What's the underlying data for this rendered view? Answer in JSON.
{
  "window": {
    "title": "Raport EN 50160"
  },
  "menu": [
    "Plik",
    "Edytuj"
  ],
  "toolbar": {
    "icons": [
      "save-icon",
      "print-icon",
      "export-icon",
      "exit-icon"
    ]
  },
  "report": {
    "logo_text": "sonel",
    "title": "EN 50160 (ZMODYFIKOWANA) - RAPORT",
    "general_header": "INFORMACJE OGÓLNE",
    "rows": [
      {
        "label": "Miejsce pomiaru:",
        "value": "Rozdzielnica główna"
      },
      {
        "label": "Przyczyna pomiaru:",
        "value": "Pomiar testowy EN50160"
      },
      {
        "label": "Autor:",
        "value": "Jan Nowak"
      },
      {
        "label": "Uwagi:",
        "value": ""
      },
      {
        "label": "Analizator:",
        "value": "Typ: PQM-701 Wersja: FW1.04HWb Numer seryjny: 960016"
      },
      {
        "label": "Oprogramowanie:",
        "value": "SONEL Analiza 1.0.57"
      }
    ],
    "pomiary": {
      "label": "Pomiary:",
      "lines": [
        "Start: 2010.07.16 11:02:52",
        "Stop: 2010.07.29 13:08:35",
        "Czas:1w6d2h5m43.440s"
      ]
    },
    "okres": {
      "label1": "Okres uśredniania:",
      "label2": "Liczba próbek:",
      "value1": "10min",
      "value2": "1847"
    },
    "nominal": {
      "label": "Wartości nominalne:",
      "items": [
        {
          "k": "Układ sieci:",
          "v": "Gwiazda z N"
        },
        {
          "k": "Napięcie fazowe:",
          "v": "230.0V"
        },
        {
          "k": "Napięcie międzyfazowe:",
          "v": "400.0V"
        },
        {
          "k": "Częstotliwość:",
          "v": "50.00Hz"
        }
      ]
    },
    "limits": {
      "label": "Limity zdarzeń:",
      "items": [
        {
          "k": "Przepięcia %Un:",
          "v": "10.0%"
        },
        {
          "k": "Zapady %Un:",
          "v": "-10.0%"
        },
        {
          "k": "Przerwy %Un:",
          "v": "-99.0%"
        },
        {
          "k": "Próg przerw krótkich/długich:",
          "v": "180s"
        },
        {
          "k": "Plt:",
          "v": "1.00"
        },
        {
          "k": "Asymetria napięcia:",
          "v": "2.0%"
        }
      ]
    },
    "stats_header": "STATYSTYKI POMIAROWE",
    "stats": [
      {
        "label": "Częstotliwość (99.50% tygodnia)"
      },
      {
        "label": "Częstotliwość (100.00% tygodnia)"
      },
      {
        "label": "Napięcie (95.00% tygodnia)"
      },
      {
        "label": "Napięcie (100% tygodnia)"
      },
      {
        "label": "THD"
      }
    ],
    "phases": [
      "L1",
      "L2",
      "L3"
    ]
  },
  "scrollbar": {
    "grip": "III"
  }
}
- - - - - - -
**STATED TASK**
Here, the records must be output exactly and in full.

**EXERCISE RESPONSE**
What's the underlying data for this rendered view? Answer in JSON.
{
  "window": {
    "title": "Raport EN 50160"
  },
  "menu": [
    "Plik",
    "Edytuj"
  ],
  "toolbar": {
    "icons": [
      "save-icon",
      "print-icon",
      "export-icon",
      "exit-icon"
    ]
  },
  "report": {
    "logo_text": "sonel",
    "title": "EN 50160 (ZMODYFIKOWANA) - RAPORT",
    "general_header": "INFORMACJE OGÓLNE",
    "rows": [
      {
        "label": "Miejsce pomiaru:",
        "value": "Rozdzielnica główna"
      },
      {
        "label": "Przyczyna pomiaru:",
        "value": "Pomiar testowy EN50160"
      },
      {
        "label": "Autor:",
        "value": "Jan Nowak"
      },
      {
        "label": "Uwagi:",
        "value": ""
      },
      {
        "label": "Analizator:",
        "value": "Typ: PQM-701 Wersja: FW1.04HWb Numer seryjny: 960016"
      },
      {
        "label": "Oprogramowanie:",
        "value": "SONEL Analiza 1.0.57"
      }
    ],
    "pomiary": {
      "label": "Pomiary:",
      "lines": [
        "Start: 2010.07.16 11:02:52",
        "Stop: 2010.07.29 13:08:35",
        "Czas:1w6d2h5m43.440s"
      ]
    },
    "okres": {
      "label1": "Okres uśredniania:",
      "label2": "Liczba próbek:",
      "value1": "10min",
      "value2": "1847"
    },
    "nominal": {
      "label": "Wartości nominalne:",
      "items": [
        {
          "k": "Układ sieci:",
          "v": "Gwiazda z N"
        },
        {
          "k": "Napięcie fazowe:",
          "v": "230.0V"
        },
        {
          "k": "Napięcie międzyfazowe:",
          "v": "400.0V"
        },
        {
          "k": "Częstotliwość:",
          "v": "50.00Hz"
        }
      ]
    },
    "limits": {
      "label": "Limity zdarzeń:",
      "items": [
        {
          "k": "Przepięcia %Un:",
          "v": "10.0%"
        },
        {
          "k": "Zapady %Un:",
          "v": "-10.0%"
        },
        {
          "k": "Przerwy %Un:",
          "v": "-99.0%"
        },
        {
          "k": "Próg przerw krótkich/długich:",
          "v": "180s"
        },
        {
          "k": "Plt:",
          "v": "1.00"
        },
        {
          "k": "Asymetria napięcia:",
          "v": "2.0%"
        }
      ]
    },
    "stats_header": "STATYSTYKI POMIAROWE",
    "stats": [
      {
        "label": "Częstotliwość (99.50% tygodnia)"
      },
      {
        "label": "Częstotliwość (100.00% tygodnia)"
      },
      {
        "label": "Napięcie (95.00% tygodnia)"
      },
      {
        "label": "Napięcie (100% tygodnia)"
      },
      {
        "label": "THD"
      }
    ],
    "phases": [
      "L1",
      "L2",
      "L3"
    ]
  },
  "scrollbar": {
    "grip": "III"
  }
}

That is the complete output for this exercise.